**INSTRUCTIONS TO FOLLOW:** Comb through the entries for "какъ" and pull out each line that holds it.

**Extracted data entries:**
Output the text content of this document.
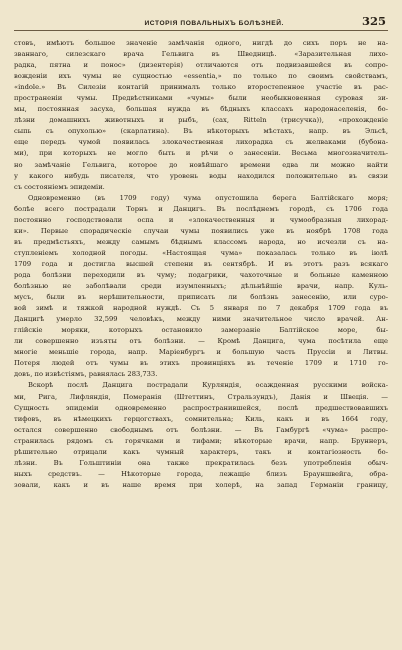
ИСТОРІЯ ПОВАЛЬНЫХЪ БОЛѢЗНЕЙ.	325

стовъ, имѣютъ большое значеніе замѣчанія одного, нигдѣ до сихъ поръ не на-

званнаго, силезскаго врача Гельвига въ Шведницѣ. «Заразительная лихо-

радка, пятна и понос» (дизентерія) отличаются отъ подвизавшейся въ сопро-

вожденіи ихъ чумы не сущностью «essentia,» по только по своимъ свойствамъ,

«indole.» Въ Силезіи контагій принималъ только второстепенное участіе въ рас-

пространеніи чумы. Предвѣстниками «чумы» были необыкновенная суровая зи-

мы, постоянная засуха, большая нужда въ бѣдныхъ классахъ народонаселенія, бо-

лѣзни домашнихъ животныхъ и рыбъ, (сах, Ritteln (трисучка)), «прохожденіе

сыпь съ опухолью» (скарлатина). Въ нѣкоторыхъ мѣстахъ, напр. въ Эльсѣ,

еще передъ чумой появилась злокачественная лихорадка съ желваками (бубона-

ми), при которыхъ не могло быть и рѣчи о занесеніи. Весьма многозначитель-

но замѣчаніе Гельвига, которое до новѣйшаго времени едва ли можно найти

у какого нибудь писателя, что уровень воды находился положительно въ связи

съ состояніемъ эпидеміи.

Одновременно (въ 1709 году) чума опустошила берега Балтійскаго моря;

болѣе всего пострадали Торнъ и Данцигъ. Въ послѣднемъ городѣ, съ 1706 года

постоянно господствовали оспа и «злокачественныя и чумообразныя лихорад-

ки». Первые спорадическіе случаи чумы появились уже въ ноябрѣ 1708 года

въ предмѣстьяхъ, между самымъ бѣднымъ классомъ народа, но исчезли съ на-

ступленіемъ холодной погоды. «Настоящая чума» показалась только въ іюлѣ

1709 года и достигла высшей степени въ сентябрѣ. И въ этотъ разъ всякаго

рода болѣзни переходили въ чуму; подагрики, чахоточные и больные каменною

болѣзнью не заболѣвали среди изумленныхъ; дѣльнѣйшіе врачи, напр. Куль-

мусъ, были въ нерѣшительности, приписать ли болѣзнь занесенію, или суро-

вой зимѣ и тяжкой народной нуждѣ. Съ 5 января по 7 декабря 1709 года въ

Данцигѣ умерло 32,599 человѣкъ, между ними значительное число врачей. Ан-

глійскіе моряки, которыхъ остановило замерзаніе Балтійское море, бы-

ли совершенно изъяты отъ болѣзни. — Кромѣ Данцига, чума посѣтила еще

многіе меньшіе города, напр. Маріенбургъ и большую часть Пруссіи и Литвы.

Потеря людей отъ чумы въ этихъ провинціяхъ въ теченіе 1709 и 1710 го-

довъ, по извѣстіямъ, равнялась 283,733.

Вскорѣ послѣ Данцига пострадали Курляндія, осажденная русскими войска-

ми, Рига, Лифляндія, Померанія (Штеттинъ, Стральзундъ), Данія и Швеція. —

Сущность эпидеміи одновременно распространившейся, послѣ предшествовавшихъ

тифовъ, въ нѣмецкихъ герцогствахъ, сомнительна; Киль, какъ и въ 1664 году,

остался совершенно свободнымъ отъ болѣзни. — Въ Гамбургѣ «чума» распро-

странилась рядомъ съ горячками и тифами; нѣкоторые врачи, напр. Бруннеръ,

рѣшительно отрицали какъ чумный характеръ, такъ и контагіозность бо-

лѣзни. Въ Гольштиніи она также прекратилась безъ употребленія обыч-

ныхъ средствъ. — Нѣкоторые города, лежащіе близъ Брауншвейга, обра-

зовали, какъ и въ наше время при холерѣ, на запад Германіи границу,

**PROBLEM SOLUTION:**
тифовъ, въ нѣмецкихъ герцогствахъ, сомнительна; Киль, какъ и въ 1664 году,
рѣшительно отрицали какъ чумный характеръ, такъ и контагіозность бо-
зовали, какъ и въ наше время при холерѣ, на запад Германіи границу,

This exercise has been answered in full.